[The task] Omit any picture, and return the remaining data exactly as written.

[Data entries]

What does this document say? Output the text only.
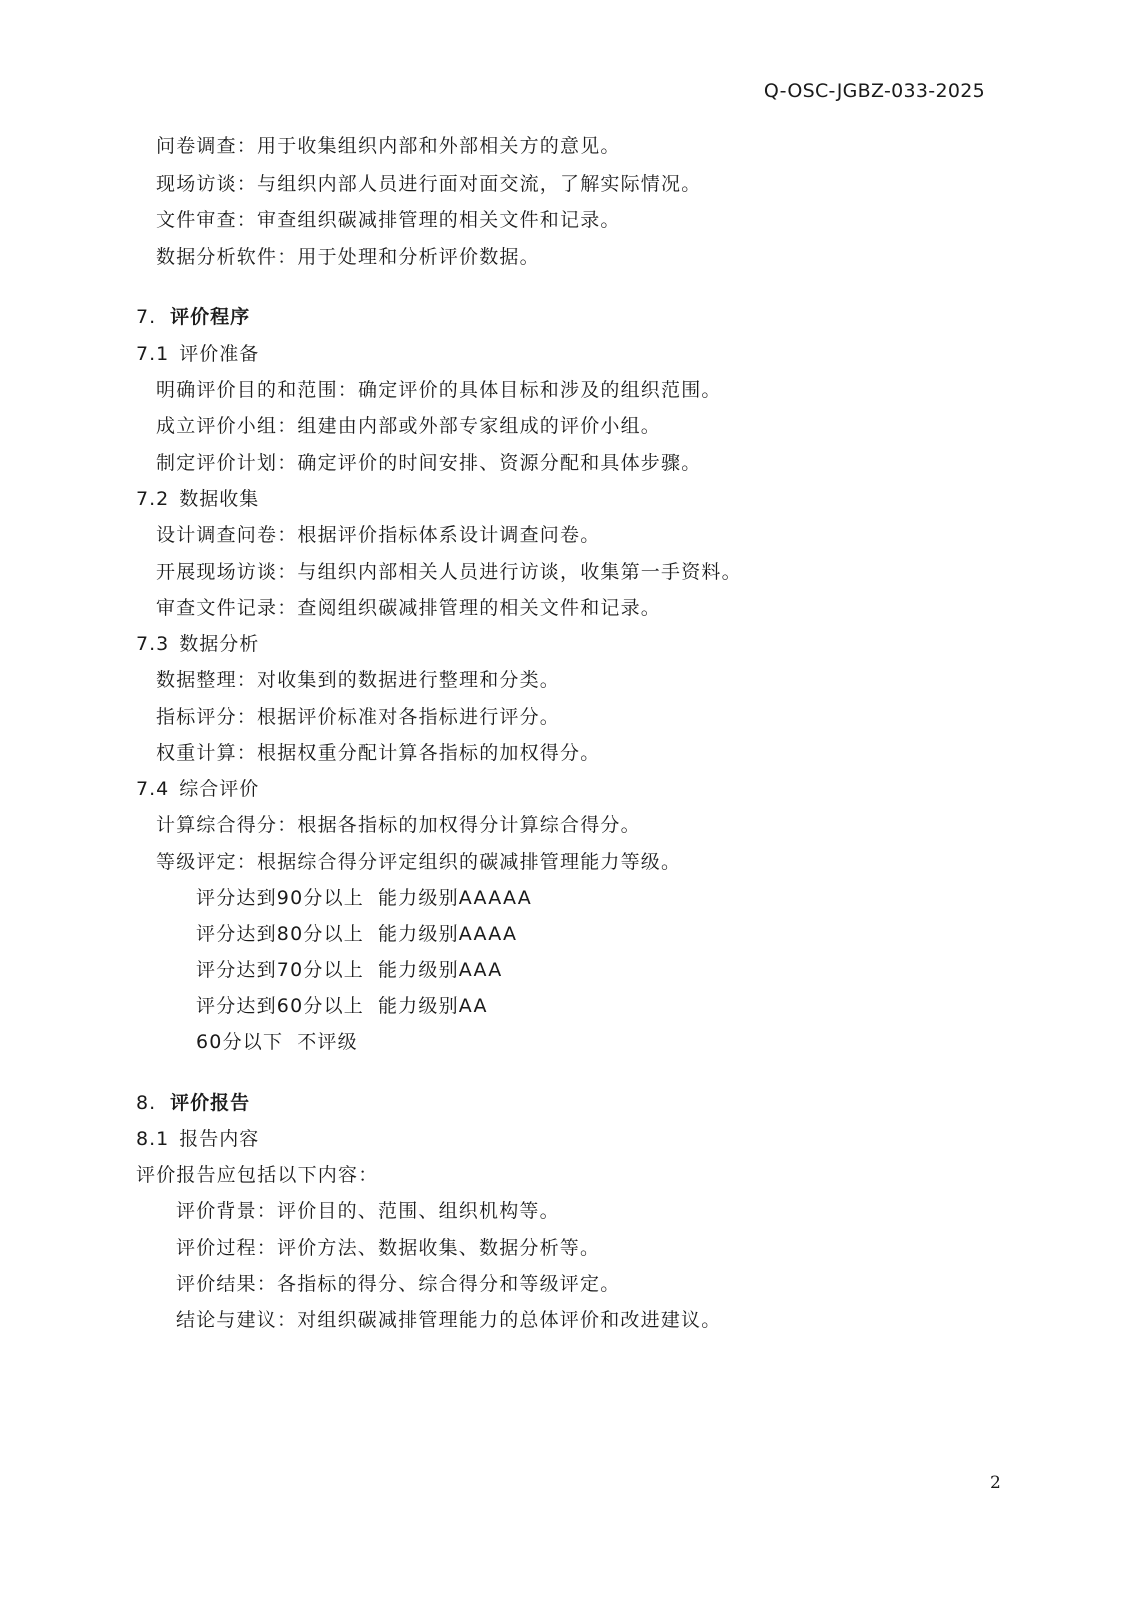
Q-OSC-JGBZ-033-2025
问卷调查：用于收集组织内部和外部相关方的意见。
现场访谈：与组织内部人员进行面对面交流，了解实际情况。
文件审查：审查组织碳减排管理的相关文件和记录。
数据分析软件：用于处理和分析评价数据。
7. 评价程序
7.1 评价准备
明确评价目的和范围：确定评价的具体目标和涉及的组织范围。
成立评价小组：组建由内部或外部专家组成的评价小组。
制定评价计划：确定评价的时间安排、资源分配和具体步骤。
7.2 数据收集
设计调查问卷：根据评价指标体系设计调查问卷。
开展现场访谈：与组织内部相关人员进行访谈，收集第一手资料。
审查文件记录：查阅组织碳减排管理的相关文件和记录。
7.3 数据分析
数据整理：对收集到的数据进行整理和分类。
指标评分：根据评价标准对各指标进行评分。
权重计算：根据权重分配计算各指标的加权得分。
7.4 综合评价
计算综合得分：根据各指标的加权得分计算综合得分。
等级评定：根据综合得分评定组织的碳减排管理能力等级。
评分达到90分以上 能力级别AAAAA
评分达到80分以上 能力级别AAAA
评分达到70分以上 能力级别AAA
评分达到60分以上 能力级别AA
60分以下 不评级
8. 评价报告
8.1 报告内容
评价报告应包括以下内容：
评价背景：评价目的、范围、组织机构等。
评价过程：评价方法、数据收集、数据分析等。
评价结果：各指标的得分、综合得分和等级评定。
结论与建议：对组织碳减排管理能力的总体评价和改进建议。
2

[Solution to this exercise]
What does this document say? Output the text only.
Q-OSC-JGBZ-033-2025
问卷调查：用于收集组织内部和外部相关方的意见。
现场访谈：与组织内部人员进行面对面交流，了解实际情况。
文件审查：审查组织碳减排管理的相关文件和记录。
数据分析软件：用于处理和分析评价数据。
7. 评价程序
7.1 评价准备
明确评价目的和范围：确定评价的具体目标和涉及的组织范围。
成立评价小组：组建由内部或外部专家组成的评价小组。
制定评价计划：确定评价的时间安排、资源分配和具体步骤。
7.2 数据收集
设计调查问卷：根据评价指标体系设计调查问卷。
开展现场访谈：与组织内部相关人员进行访谈，收集第一手资料。
审查文件记录：查阅组织碳减排管理的相关文件和记录。
7.3 数据分析
数据整理：对收集到的数据进行整理和分类。
指标评分：根据评价标准对各指标进行评分。
权重计算：根据权重分配计算各指标的加权得分。
7.4 综合评价
计算综合得分：根据各指标的加权得分计算综合得分。
等级评定：根据综合得分评定组织的碳减排管理能力等级。
评分达到90分以上 能力级别AAAAA
评分达到80分以上 能力级别AAAA
评分达到70分以上 能力级别AAA
评分达到60分以上 能力级别AA
60分以下 不评级
8. 评价报告
8.1 报告内容
评价报告应包括以下内容：
评价背景：评价目的、范围、组织机构等。
评价过程：评价方法、数据收集、数据分析等。
评价结果：各指标的得分、综合得分和等级评定。
结论与建议：对组织碳减排管理能力的总体评价和改进建议。
2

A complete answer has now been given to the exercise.